### [Your goal]
Search the listing below for the string "background" and show each line that contains it.

### [Records for this exercise]
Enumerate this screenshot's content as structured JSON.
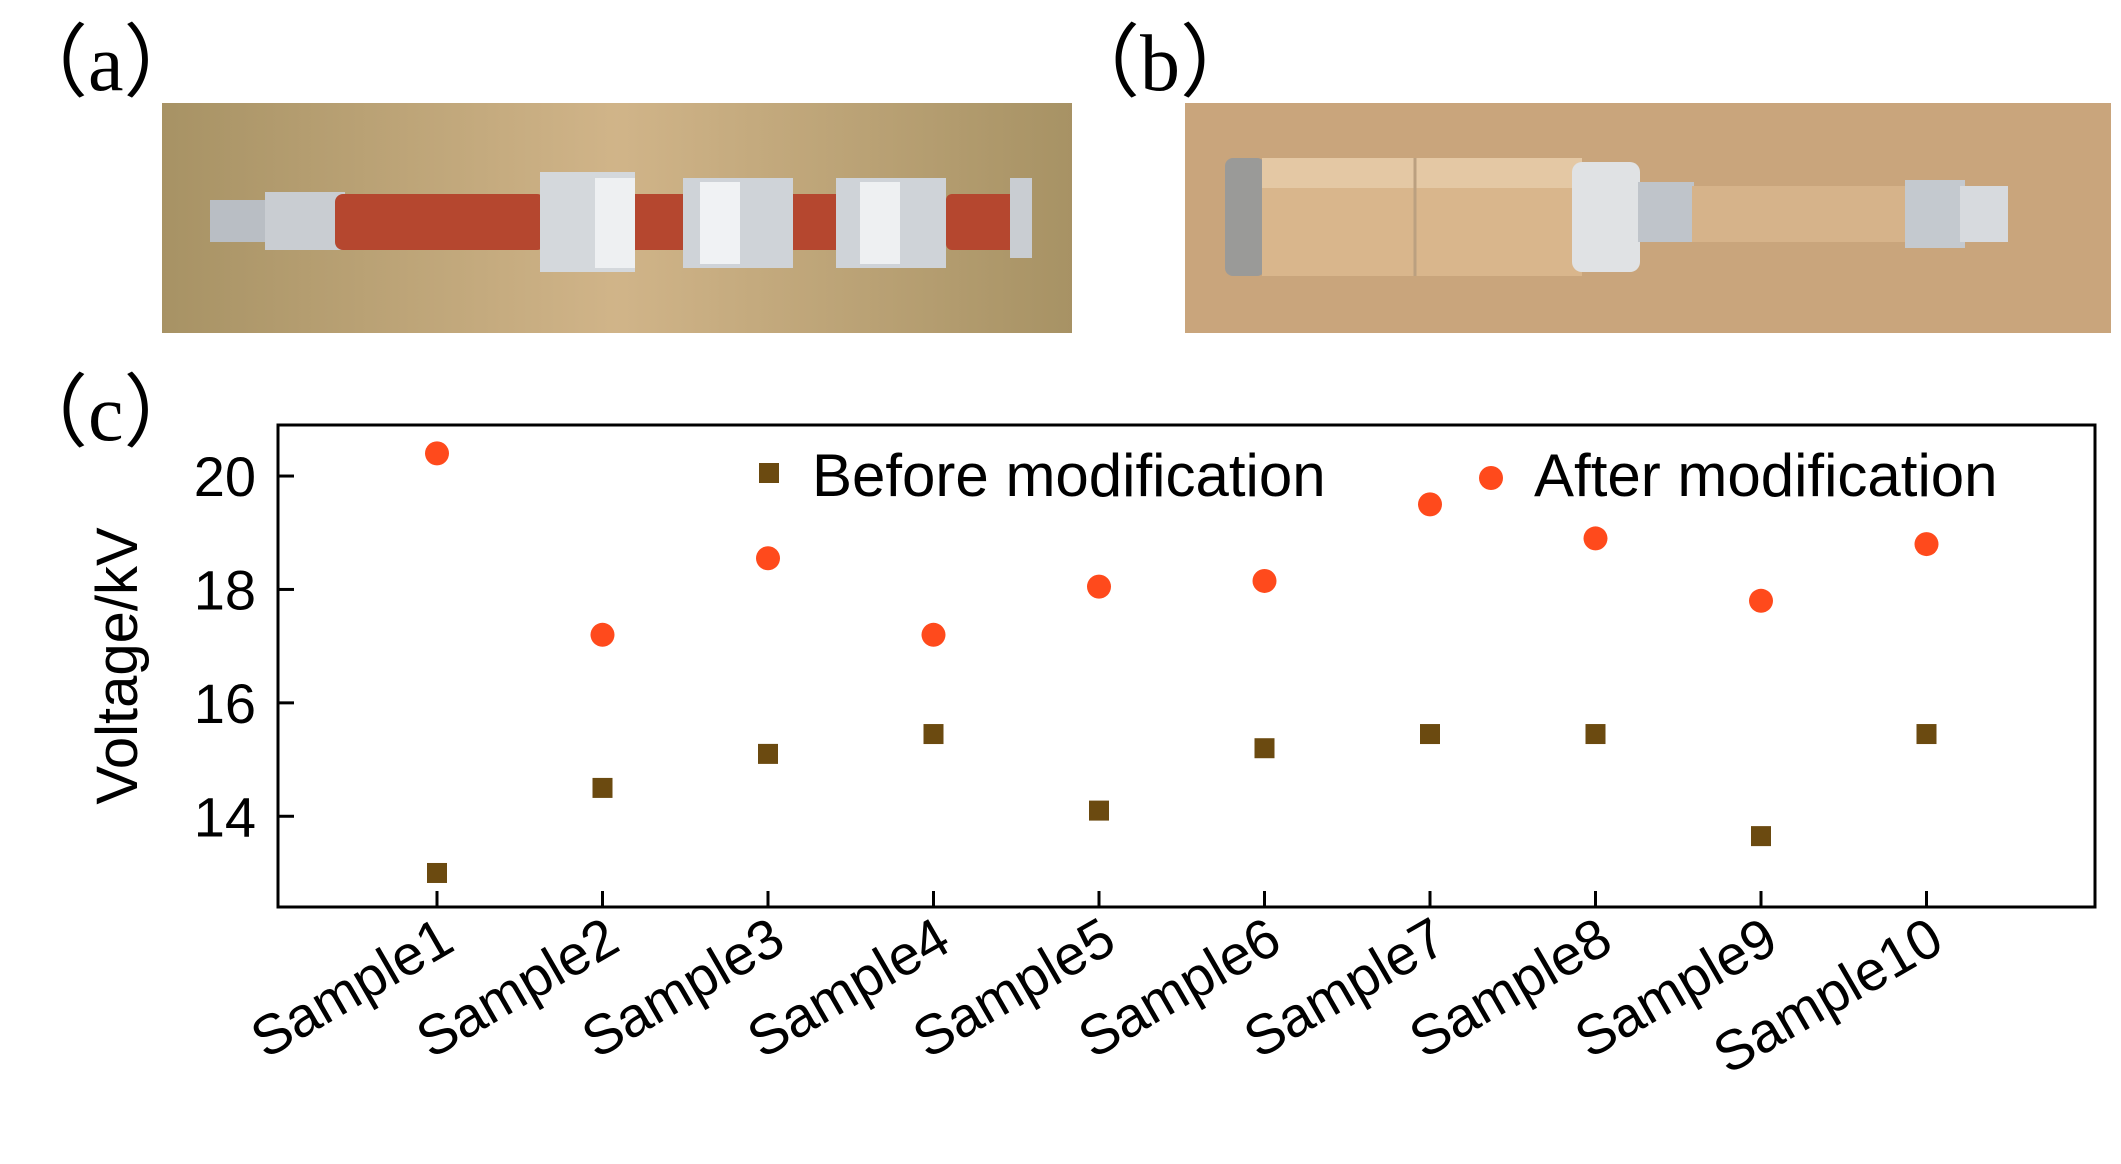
{
  "panels": {
    "a": {
      "label": "（a）"
    },
    "b": {
      "label": "（b）"
    },
    "c": {
      "label": "（c）"
    }
  },
  "photo_a": {
    "background": "#c8a878",
    "rod_red": "#b5472f",
    "metal": "#c9cdd2"
  },
  "photo_b": {
    "background": "#c9a57c",
    "tube": "#d9b68c",
    "metal": "#c4c9cf"
  },
  "chart_data": {
    "type": "scatter",
    "categories": [
      "Sample1",
      "Sample2",
      "Sample3",
      "Sample4",
      "Sample5",
      "Sample6",
      "Sample7",
      "Sample8",
      "Sample9",
      "Sample10"
    ],
    "series": [
      {
        "name": "Before modification",
        "marker": "square",
        "color": "#6b4a10",
        "values": [
          13.0,
          14.5,
          15.1,
          15.45,
          14.1,
          15.2,
          15.45,
          15.45,
          13.65,
          15.45
        ]
      },
      {
        "name": "After modification",
        "marker": "circle",
        "color": "#ff4a1c",
        "values": [
          20.4,
          17.2,
          18.55,
          17.2,
          18.05,
          18.15,
          19.5,
          18.9,
          17.8,
          18.8
        ]
      }
    ],
    "title": "",
    "xlabel": "",
    "ylabel": "Voltage/kV",
    "ylim": [
      12.4,
      20.9
    ],
    "yticks": [
      14,
      16,
      18,
      20
    ],
    "legend_placement": "top-right",
    "grid": false
  }
}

### [Finished exercise]
    "background": "#c8a878",
    "background": "#c9a57c",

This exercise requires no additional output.